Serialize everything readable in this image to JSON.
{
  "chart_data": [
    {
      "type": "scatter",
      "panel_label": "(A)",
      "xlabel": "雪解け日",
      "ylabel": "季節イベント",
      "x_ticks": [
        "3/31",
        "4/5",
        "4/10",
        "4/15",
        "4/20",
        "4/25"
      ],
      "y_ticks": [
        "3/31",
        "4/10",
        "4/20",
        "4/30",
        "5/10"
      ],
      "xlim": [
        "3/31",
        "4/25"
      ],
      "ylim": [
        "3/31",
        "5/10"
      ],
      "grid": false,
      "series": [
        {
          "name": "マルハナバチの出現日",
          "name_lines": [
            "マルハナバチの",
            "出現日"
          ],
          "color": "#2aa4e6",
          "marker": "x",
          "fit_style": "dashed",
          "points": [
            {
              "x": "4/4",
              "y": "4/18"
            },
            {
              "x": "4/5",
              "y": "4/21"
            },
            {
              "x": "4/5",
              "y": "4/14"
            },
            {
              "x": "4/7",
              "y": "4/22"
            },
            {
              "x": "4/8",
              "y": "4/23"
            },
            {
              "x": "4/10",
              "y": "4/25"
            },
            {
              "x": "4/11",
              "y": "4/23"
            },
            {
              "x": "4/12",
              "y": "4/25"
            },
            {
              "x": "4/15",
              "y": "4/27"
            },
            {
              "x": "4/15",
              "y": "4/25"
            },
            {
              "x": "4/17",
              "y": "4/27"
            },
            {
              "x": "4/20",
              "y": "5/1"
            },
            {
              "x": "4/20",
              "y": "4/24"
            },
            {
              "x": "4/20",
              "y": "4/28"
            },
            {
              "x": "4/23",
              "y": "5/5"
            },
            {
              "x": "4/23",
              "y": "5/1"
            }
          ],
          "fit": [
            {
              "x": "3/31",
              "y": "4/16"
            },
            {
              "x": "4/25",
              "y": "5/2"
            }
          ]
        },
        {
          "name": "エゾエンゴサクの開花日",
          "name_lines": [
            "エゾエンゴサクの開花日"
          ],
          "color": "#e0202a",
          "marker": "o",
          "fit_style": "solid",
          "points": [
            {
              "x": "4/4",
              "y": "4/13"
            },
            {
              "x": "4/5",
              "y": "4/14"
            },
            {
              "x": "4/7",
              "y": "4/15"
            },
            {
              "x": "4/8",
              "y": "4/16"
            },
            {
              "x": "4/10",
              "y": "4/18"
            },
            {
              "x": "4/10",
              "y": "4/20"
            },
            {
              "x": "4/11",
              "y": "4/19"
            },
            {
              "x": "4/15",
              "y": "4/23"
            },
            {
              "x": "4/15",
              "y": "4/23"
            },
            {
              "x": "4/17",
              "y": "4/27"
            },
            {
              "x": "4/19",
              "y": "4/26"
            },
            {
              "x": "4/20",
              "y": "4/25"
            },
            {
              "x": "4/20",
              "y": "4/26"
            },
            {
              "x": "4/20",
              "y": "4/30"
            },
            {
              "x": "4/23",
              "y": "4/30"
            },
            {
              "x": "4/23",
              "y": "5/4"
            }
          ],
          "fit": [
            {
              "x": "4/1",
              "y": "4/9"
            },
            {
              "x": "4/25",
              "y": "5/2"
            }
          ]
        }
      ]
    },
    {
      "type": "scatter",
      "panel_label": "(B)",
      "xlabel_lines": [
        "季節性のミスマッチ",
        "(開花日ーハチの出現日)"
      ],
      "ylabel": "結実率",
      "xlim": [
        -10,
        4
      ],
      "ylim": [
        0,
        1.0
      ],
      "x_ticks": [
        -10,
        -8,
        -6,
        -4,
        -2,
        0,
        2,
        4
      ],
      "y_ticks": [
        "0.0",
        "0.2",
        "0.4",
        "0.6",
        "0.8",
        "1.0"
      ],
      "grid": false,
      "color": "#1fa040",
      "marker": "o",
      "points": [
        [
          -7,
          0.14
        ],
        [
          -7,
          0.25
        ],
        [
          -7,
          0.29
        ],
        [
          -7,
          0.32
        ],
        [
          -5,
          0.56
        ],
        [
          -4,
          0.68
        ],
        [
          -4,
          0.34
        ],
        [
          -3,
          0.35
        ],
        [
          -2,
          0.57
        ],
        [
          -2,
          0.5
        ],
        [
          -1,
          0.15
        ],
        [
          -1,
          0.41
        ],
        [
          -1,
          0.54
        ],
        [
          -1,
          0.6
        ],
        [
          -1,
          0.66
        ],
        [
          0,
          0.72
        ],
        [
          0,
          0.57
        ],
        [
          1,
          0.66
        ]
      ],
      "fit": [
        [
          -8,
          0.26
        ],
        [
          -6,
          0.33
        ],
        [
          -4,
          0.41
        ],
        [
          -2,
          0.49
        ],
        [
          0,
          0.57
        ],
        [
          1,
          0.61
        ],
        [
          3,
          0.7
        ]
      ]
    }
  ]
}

• • • • •

THE REQUEST:
Search the data for the string "color". List each line that has it.

RESPONSE FOR THIS EXERCISE:
          "color": "#2aa4e6",
          "color": "#e0202a",
      "color": "#1fa040",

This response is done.